* [Task statement]: In the following material, identify every line holding the string "ylabel" and return it.

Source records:
+-------+
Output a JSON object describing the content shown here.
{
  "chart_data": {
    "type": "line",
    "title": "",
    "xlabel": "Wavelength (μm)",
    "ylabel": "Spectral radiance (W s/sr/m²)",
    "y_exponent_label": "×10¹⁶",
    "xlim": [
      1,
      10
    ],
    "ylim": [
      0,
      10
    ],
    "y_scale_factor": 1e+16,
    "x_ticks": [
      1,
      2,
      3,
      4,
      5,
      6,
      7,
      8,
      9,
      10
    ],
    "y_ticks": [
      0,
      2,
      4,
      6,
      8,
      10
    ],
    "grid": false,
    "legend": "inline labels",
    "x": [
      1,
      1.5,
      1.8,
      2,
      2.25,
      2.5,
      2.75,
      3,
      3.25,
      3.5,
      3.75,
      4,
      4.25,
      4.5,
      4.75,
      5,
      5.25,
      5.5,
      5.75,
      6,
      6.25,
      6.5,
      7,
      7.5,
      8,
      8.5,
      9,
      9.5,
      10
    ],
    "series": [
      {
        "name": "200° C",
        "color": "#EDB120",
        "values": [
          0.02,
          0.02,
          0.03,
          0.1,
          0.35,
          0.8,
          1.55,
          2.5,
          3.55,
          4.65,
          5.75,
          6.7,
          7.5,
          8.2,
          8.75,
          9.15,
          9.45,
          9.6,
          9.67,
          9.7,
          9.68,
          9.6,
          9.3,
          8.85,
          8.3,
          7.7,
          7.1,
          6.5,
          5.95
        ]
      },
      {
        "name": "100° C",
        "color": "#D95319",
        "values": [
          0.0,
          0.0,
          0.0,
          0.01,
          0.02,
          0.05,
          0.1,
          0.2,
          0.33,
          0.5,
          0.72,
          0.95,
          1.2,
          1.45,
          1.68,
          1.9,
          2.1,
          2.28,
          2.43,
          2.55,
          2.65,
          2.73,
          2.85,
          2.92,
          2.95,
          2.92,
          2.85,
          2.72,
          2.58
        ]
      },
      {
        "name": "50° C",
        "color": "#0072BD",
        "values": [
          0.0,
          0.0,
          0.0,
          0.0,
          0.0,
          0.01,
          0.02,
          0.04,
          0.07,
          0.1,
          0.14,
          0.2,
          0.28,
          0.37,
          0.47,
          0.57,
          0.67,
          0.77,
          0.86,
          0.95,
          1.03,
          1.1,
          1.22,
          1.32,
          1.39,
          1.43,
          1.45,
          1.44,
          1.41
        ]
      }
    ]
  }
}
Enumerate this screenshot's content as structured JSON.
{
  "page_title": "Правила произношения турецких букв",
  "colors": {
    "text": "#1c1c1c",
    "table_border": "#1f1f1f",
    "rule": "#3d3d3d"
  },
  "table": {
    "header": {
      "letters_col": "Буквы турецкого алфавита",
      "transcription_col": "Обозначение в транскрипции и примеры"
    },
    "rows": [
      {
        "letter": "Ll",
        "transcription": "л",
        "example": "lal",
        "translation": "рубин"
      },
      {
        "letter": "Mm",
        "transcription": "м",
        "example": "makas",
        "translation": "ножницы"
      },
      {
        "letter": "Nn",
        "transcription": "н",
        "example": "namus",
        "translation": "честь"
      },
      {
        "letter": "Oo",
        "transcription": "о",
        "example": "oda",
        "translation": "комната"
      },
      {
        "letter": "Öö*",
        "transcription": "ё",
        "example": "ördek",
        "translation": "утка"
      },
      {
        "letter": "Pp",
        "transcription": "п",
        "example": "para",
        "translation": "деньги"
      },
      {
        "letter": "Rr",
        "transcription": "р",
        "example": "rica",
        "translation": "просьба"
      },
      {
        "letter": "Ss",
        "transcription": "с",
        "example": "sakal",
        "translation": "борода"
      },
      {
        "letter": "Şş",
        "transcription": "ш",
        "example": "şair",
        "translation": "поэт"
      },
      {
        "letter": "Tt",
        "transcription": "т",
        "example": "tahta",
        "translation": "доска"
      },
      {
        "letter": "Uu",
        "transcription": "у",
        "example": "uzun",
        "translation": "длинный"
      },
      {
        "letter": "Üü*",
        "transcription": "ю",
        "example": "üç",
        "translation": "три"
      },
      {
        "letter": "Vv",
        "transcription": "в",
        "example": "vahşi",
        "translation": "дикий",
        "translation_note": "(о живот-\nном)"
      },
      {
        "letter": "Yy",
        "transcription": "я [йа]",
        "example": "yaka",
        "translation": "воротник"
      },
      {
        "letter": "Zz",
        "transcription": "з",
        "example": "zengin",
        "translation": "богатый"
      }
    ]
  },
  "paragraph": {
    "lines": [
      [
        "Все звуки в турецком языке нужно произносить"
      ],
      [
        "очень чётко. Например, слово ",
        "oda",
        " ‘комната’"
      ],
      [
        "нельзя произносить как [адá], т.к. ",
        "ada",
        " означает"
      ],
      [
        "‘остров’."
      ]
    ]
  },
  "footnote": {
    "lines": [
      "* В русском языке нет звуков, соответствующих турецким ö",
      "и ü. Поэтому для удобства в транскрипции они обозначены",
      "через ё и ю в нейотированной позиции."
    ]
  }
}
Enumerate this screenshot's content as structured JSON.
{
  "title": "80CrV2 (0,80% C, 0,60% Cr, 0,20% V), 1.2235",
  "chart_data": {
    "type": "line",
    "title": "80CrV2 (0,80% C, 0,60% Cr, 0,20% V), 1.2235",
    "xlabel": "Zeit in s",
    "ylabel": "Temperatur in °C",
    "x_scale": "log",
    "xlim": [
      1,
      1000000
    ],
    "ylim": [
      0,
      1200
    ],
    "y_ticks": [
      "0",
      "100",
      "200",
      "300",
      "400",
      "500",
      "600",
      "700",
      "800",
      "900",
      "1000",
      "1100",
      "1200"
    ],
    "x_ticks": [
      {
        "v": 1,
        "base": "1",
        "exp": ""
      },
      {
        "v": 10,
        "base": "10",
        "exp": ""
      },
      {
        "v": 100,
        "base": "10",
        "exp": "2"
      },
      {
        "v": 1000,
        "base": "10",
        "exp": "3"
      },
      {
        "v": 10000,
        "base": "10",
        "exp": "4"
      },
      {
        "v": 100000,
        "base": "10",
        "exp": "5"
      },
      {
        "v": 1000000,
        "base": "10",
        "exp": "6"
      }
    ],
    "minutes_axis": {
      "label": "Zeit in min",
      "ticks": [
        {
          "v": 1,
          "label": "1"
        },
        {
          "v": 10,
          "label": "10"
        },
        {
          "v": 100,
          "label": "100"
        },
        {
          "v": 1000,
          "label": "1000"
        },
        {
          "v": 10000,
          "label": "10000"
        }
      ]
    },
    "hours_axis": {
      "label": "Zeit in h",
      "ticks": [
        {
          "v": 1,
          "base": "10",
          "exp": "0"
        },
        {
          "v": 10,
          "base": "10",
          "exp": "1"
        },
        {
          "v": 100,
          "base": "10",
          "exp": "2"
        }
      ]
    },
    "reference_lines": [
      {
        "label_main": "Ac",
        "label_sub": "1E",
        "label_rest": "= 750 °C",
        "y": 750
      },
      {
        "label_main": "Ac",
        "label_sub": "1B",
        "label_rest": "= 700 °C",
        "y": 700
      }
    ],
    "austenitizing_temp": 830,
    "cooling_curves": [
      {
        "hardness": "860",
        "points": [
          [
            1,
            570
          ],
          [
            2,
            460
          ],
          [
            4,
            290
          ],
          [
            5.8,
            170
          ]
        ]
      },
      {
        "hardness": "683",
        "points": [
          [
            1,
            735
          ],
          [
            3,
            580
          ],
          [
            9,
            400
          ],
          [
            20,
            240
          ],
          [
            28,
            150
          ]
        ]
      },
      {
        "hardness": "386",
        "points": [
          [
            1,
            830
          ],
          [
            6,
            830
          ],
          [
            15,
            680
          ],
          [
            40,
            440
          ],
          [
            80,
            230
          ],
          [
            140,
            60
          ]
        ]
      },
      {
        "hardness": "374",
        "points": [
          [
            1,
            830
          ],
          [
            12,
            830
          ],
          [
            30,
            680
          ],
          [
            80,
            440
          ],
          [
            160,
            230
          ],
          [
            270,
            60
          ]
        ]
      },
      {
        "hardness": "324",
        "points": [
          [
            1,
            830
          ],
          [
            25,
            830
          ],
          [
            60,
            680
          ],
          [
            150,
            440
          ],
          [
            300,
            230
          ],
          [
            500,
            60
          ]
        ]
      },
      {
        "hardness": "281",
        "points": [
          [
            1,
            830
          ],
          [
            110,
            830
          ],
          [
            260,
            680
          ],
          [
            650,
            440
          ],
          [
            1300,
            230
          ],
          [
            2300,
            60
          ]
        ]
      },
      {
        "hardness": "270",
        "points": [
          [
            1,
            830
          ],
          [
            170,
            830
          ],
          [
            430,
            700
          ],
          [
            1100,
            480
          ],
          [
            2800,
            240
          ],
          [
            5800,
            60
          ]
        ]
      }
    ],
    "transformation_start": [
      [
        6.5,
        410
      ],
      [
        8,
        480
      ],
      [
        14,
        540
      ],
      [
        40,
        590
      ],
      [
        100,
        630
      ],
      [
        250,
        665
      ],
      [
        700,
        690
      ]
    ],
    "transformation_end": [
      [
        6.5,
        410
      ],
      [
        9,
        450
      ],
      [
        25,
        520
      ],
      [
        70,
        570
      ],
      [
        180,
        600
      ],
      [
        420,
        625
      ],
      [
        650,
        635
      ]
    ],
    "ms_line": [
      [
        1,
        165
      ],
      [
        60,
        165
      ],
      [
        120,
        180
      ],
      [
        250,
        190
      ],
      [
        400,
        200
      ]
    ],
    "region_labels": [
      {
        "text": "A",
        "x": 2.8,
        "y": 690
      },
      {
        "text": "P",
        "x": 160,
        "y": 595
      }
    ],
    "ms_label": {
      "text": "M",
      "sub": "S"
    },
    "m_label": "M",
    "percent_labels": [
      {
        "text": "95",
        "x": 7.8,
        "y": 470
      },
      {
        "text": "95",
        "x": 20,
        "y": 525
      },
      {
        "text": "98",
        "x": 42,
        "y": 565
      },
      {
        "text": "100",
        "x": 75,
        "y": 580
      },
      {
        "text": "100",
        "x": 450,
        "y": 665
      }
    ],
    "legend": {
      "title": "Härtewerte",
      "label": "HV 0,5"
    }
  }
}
+-------+
* [Exercise answer]:
    "ylabel": "Spectral radiance (W s/sr/m²)",
    "ylabel": "Temperatur in °C",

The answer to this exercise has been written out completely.